To do
Give back every line exactly as it appears, pictures excluded.
──────── Given records ────────
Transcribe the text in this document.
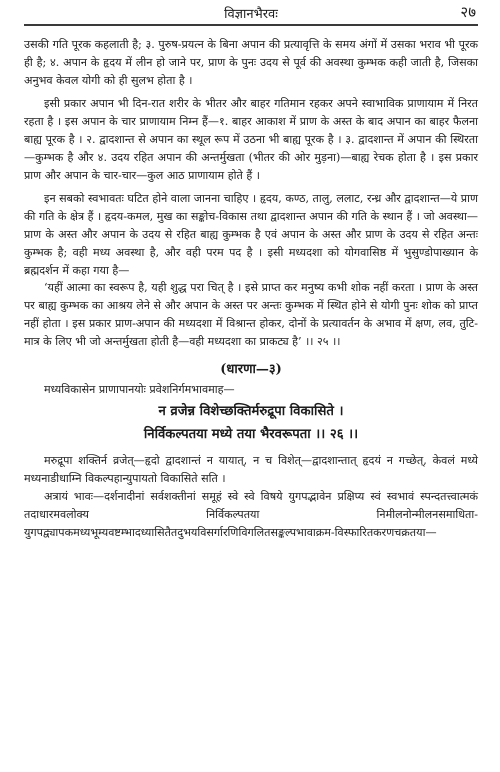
विज्ञानभैरवः	२७

उसकी गति पूरक कहलाती है; ३. पुरुष-प्रयत्न के बिना अपान की प्रत्यावृत्ति के समय अंगों में उसका भराव भी पूरक ही है; ४. अपान के हृदय में लीन हो जाने पर, प्राण के पुनः उदय से पूर्व की अवस्था कुम्भक कही जाती है, जिसका अनुभव केवल योगी को ही सुलभ होता है ।

इसी प्रकार अपान भी दिन-रात शरीर के भीतर और बाहर गतिमान रहकर अपने स्वाभाविक प्राणायाम में निरत रहता है । इस अपान के चार प्राणायाम निम्न हैं—१. बाहर आकाश में प्राण के अस्त के बाद अपान का बाहर फैलना बाह्य पूरक है । २. द्वादशान्त से अपान का स्थूल रूप में उठना भी बाह्य पूरक है । ३. द्वादशान्त में अपान की स्थिरता—कुम्भक है और ४. उदय रहित अपान की अन्तर्मुखता (भीतर की ओर मुड़ना)—बाह्य रेचक होता है । इस प्रकार प्राण और अपान के चार-चार—कुल आठ प्राणायाम होते हैं ।

इन सबको स्वभावतः घटित होने वाला जानना चाहिए । हृदय, कण्ठ, तालु, ललाट, रन्ध्र और द्वादशान्त—ये प्राण की गति के क्षेत्र हैं । हृदय-कमल, मुख का सङ्कोच-विकास तथा द्वादशान्त अपान की गति के स्थान हैं । जो अवस्था—प्राण के अस्त और अपान के उदय से रहित बाह्य कुम्भक है एवं अपान के अस्त और प्राण के उदय से रहित अन्तः कुम्भक है; वही मध्य अवस्था है, और वही परम पद है । इसी मध्यदशा को योगवासिष्ठ में भुसुण्डोपाख्यान के ब्रह्मदर्शन में कहा गया है—

‘यहीं आत्मा का स्वरूप है, यही शुद्ध परा चित् है । इसे प्राप्त कर मनुष्य कभी शोक नहीं करता । प्राण के अस्त पर बाह्य कुम्भक का आश्रय लेने से और अपान के अस्त पर अन्तः कुम्भक में स्थित होने से योगी पुनः शोक को प्राप्त नहीं होता । इस प्रकार प्राण-अपान की मध्यदशा में विश्रान्त होकर, दोनों के प्रत्यावर्तन के अभाव में क्षण, लव, तुटि-मात्र के लिए भी जो अन्तर्मुखता होती है—वही मध्यदशा का प्राकट्य है’ ।। २५ ।।

(धारणा—३)

मध्यविकासेन प्राणापानयोः प्रवेशनिर्गमभावमाह—

न व्रजेन्न विशेच्छक्तिर्मरुद्रूपा विकासिते ।
निर्विकल्पतया मध्ये तया भैरवरूपता ।। २६ ।।

मरुद्रूपा शक्तिर्न व्रजेत्—हृदो द्वादशान्तं न यायात्, न च विशेत्—द्वादशान्तात् हृदयं न गच्छेत्, केवलं मध्ये मध्यनाडीधाम्नि विकल्पहान्युपायतो विकासिते सति ।

अत्रायं भावः—दर्शनादीनां सर्वशक्तीनां समूहं स्वे स्वे विषये युगपद्भावेन प्रक्षिप्य स्वं स्वभावं स्पन्दतत्त्वात्मकं तदाधारमवलोक्य निर्विकल्पतया निमीलनोन्मीलनसमाधिता-युगपद्व्यापकमध्यभूम्यवष्टम्भादध्यासितैतदुभयविसर्गारणिविगलितसङ्कल्पभावाक्रम-विस्फारितकरणचक्रतया—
────────
Answer in full
Transcribe the text in this document.
विज्ञानभैरवः	२७

उसकी गति पूरक कहलाती है; ३. पुरुष-प्रयत्न के बिना अपान की प्रत्यावृत्ति के समय अंगों में उसका भराव भी पूरक ही है; ४. अपान के हृदय में लीन हो जाने पर, प्राण के पुनः उदय से पूर्व की अवस्था कुम्भक कही जाती है, जिसका अनुभव केवल योगी को ही सुलभ होता है ।

इसी प्रकार अपान भी दिन-रात शरीर के भीतर और बाहर गतिमान रहकर अपने स्वाभाविक प्राणायाम में निरत रहता है । इस अपान के चार प्राणायाम निम्न हैं—१. बाहर आकाश में प्राण के अस्त के बाद अपान का बाहर फैलना बाह्य पूरक है । २. द्वादशान्त से अपान का स्थूल रूप में उठना भी बाह्य पूरक है । ३. द्वादशान्त में अपान की स्थिरता—कुम्भक है और ४. उदय रहित अपान की अन्तर्मुखता (भीतर की ओर मुड़ना)—बाह्य रेचक होता है । इस प्रकार प्राण और अपान के चार-चार—कुल आठ प्राणायाम होते हैं ।

इन सबको स्वभावतः घटित होने वाला जानना चाहिए । हृदय, कण्ठ, तालु, ललाट, रन्ध्र और द्वादशान्त—ये प्राण की गति के क्षेत्र हैं । हृदय-कमल, मुख का सङ्कोच-विकास तथा द्वादशान्त अपान की गति के स्थान हैं । जो अवस्था—प्राण के अस्त और अपान के उदय से रहित बाह्य कुम्भक है एवं अपान के अस्त और प्राण के उदय से रहित अन्तः कुम्भक है; वही मध्य अवस्था है, और वही परम पद है । इसी मध्यदशा को योगवासिष्ठ में भुसुण्डोपाख्यान के ब्रह्मदर्शन में कहा गया है—

‘यहीं आत्मा का स्वरूप है, यही शुद्ध परा चित् है । इसे प्राप्त कर मनुष्य कभी शोक नहीं करता । प्राण के अस्त पर बाह्य कुम्भक का आश्रय लेने से और अपान के अस्त पर अन्तः कुम्भक में स्थित होने से योगी पुनः शोक को प्राप्त नहीं होता । इस प्रकार प्राण-अपान की मध्यदशा में विश्रान्त होकर, दोनों के प्रत्यावर्तन के अभाव में क्षण, लव, तुटि-मात्र के लिए भी जो अन्तर्मुखता होती है—वही मध्यदशा का प्राकट्य है’ ।। २५ ।।

(धारणा—३)

मध्यविकासेन प्राणापानयोः प्रवेशनिर्गमभावमाह—

न व्रजेन्न विशेच्छक्तिर्मरुद्रूपा विकासिते ।
निर्विकल्पतया मध्ये तया भैरवरूपता ।। २६ ।।

मरुद्रूपा शक्तिर्न व्रजेत्—हृदो द्वादशान्तं न यायात्, न च विशेत्—द्वादशान्तात् हृदयं न गच्छेत्, केवलं मध्ये मध्यनाडीधाम्नि विकल्पहान्युपायतो विकासिते सति ।

अत्रायं भावः—दर्शनादीनां सर्वशक्तीनां समूहं स्वे स्वे विषये युगपद्भावेन प्रक्षिप्य स्वं स्वभावं स्पन्दतत्त्वात्मकं तदाधारमवलोक्य निर्विकल्पतया निमीलनोन्मीलनसमाधिता-युगपद्व्यापकमध्यभूम्यवष्टम्भादध्यासितैतदुभयविसर्गारणिविगलितसङ्कल्पभावाक्रम-विस्फारितकरणचक्रतया—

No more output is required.